RECORDS:
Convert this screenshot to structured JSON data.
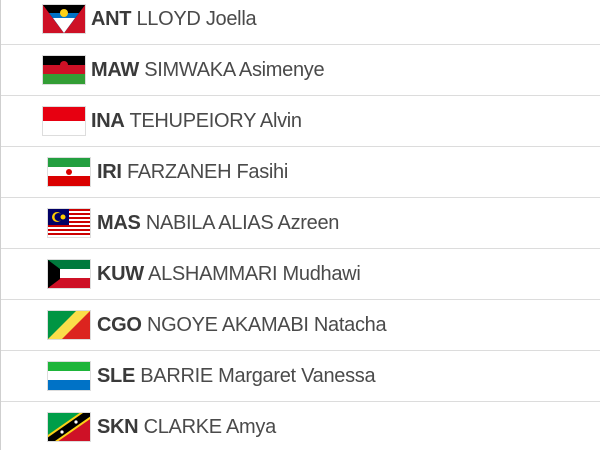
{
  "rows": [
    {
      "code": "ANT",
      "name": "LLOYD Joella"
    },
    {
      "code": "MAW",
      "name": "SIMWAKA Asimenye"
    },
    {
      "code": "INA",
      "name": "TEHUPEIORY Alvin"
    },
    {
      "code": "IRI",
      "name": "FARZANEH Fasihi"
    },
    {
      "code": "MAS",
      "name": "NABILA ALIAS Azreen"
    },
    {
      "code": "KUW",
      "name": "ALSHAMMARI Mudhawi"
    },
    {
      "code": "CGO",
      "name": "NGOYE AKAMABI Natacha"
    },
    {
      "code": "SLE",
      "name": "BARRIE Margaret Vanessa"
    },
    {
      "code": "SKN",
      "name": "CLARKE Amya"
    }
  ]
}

WHAT IS ASKED: All of the entries above should be duplicated exactly, except for the pictures.

COMPLETED EXERCISE:
Convert this screenshot to structured JSON data.
{
  "rows": [
    {
      "code": "ANT",
      "name": "LLOYD Joella"
    },
    {
      "code": "MAW",
      "name": "SIMWAKA Asimenye"
    },
    {
      "code": "INA",
      "name": "TEHUPEIORY Alvin"
    },
    {
      "code": "IRI",
      "name": "FARZANEH Fasihi"
    },
    {
      "code": "MAS",
      "name": "NABILA ALIAS Azreen"
    },
    {
      "code": "KUW",
      "name": "ALSHAMMARI Mudhawi"
    },
    {
      "code": "CGO",
      "name": "NGOYE AKAMABI Natacha"
    },
    {
      "code": "SLE",
      "name": "BARRIE Margaret Vanessa"
    },
    {
      "code": "SKN",
      "name": "CLARKE Amya"
    }
  ]
}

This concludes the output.